- What is required
Pictures aside, quote the whole listing exactly.

- Source material
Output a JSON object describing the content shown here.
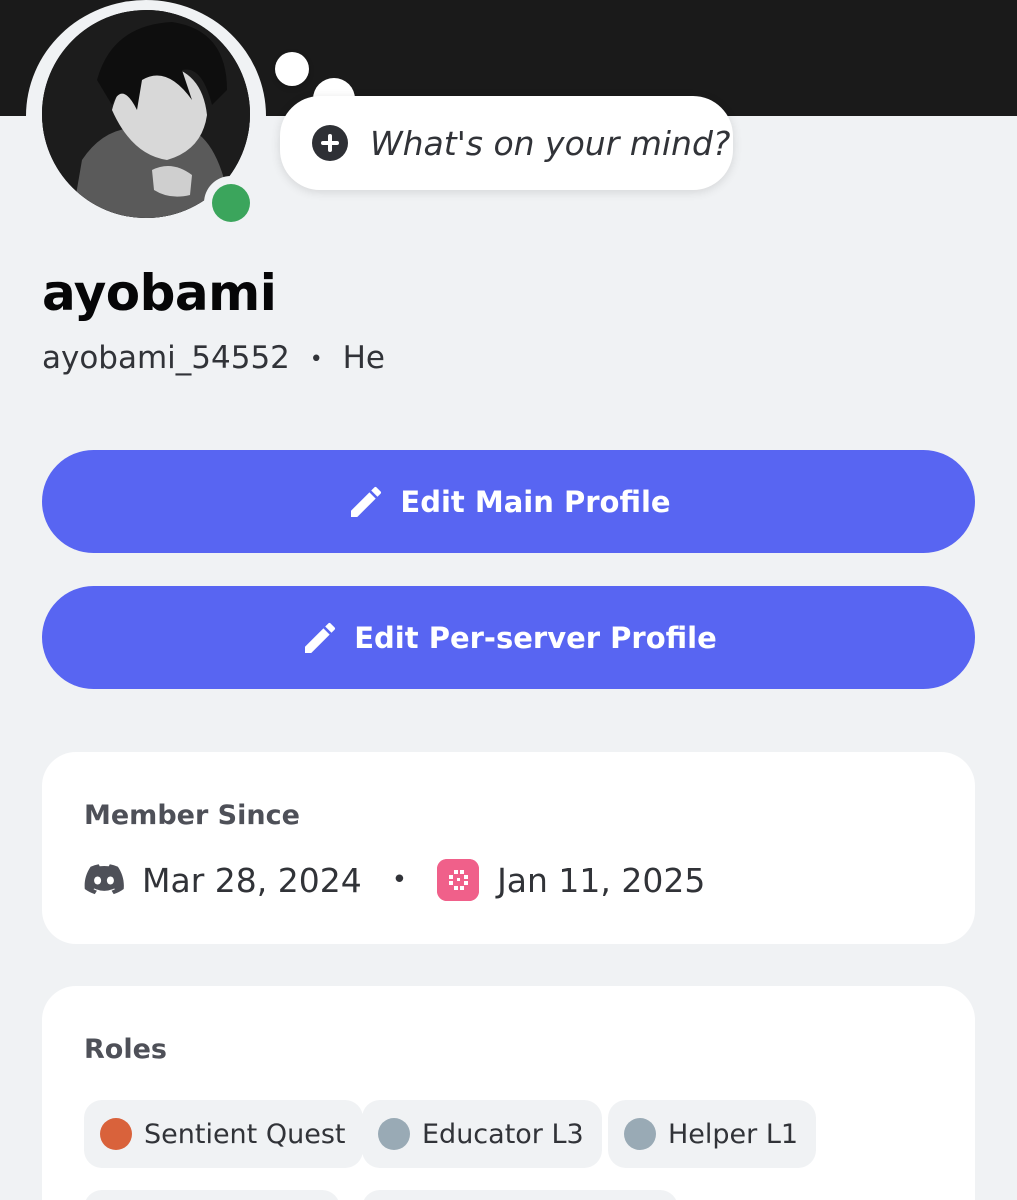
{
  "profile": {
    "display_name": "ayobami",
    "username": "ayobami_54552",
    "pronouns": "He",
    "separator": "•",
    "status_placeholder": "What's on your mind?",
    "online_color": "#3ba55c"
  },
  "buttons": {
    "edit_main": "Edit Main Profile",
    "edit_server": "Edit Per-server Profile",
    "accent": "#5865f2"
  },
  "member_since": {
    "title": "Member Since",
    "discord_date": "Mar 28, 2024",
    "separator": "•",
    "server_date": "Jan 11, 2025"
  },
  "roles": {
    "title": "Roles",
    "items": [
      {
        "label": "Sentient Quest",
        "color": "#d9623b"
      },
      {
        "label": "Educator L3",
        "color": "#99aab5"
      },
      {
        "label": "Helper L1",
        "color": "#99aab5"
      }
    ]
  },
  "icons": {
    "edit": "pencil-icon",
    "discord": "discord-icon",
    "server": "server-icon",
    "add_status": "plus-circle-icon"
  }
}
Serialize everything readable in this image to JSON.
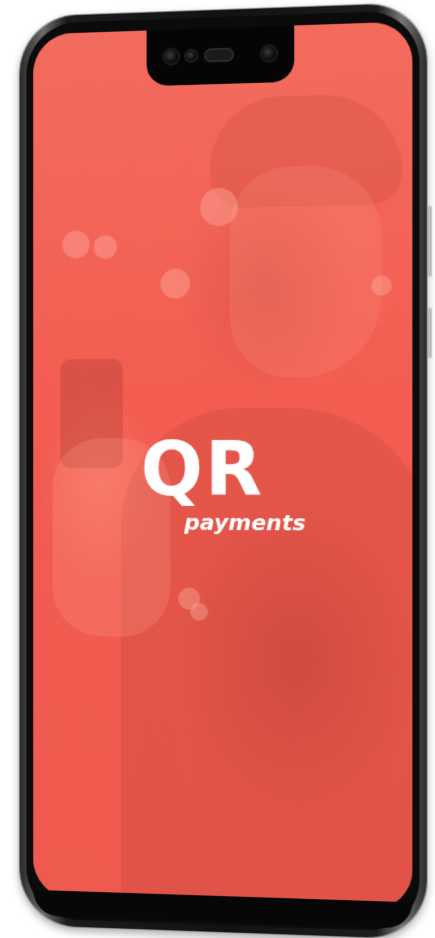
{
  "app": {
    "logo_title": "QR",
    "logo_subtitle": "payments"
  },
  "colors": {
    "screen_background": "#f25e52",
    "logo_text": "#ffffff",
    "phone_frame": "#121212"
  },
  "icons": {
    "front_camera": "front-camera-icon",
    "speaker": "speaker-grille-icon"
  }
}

- Task answer
Output a JSON object describing the content shown here.
{
  "profile": {
    "display_name": "ayobami",
    "username": "ayobami_54552",
    "pronouns": "He",
    "separator": "•",
    "status_placeholder": "What's on your mind?",
    "online_color": "#3ba55c"
  },
  "buttons": {
    "edit_main": "Edit Main Profile",
    "edit_server": "Edit Per-server Profile",
    "accent": "#5865f2"
  },
  "member_since": {
    "title": "Member Since",
    "discord_date": "Mar 28, 2024",
    "separator": "•",
    "server_date": "Jan 11, 2025"
  },
  "roles": {
    "title": "Roles",
    "items": [
      {
        "label": "Sentient Quest",
        "color": "#d9623b"
      },
      {
        "label": "Educator L3",
        "color": "#99aab5"
      },
      {
        "label": "Helper L1",
        "color": "#99aab5"
      }
    ]
  },
  "icons": {
    "edit": "pencil-icon",
    "discord": "discord-icon",
    "server": "server-icon",
    "add_status": "plus-circle-icon"
  }
}
Serialize everything readable in this image to JSON.
{
  "app": {
    "logo_title": "QR",
    "logo_subtitle": "payments"
  },
  "colors": {
    "screen_background": "#f25e52",
    "logo_text": "#ffffff",
    "phone_frame": "#121212"
  },
  "icons": {
    "front_camera": "front-camera-icon",
    "speaker": "speaker-grille-icon"
  }
}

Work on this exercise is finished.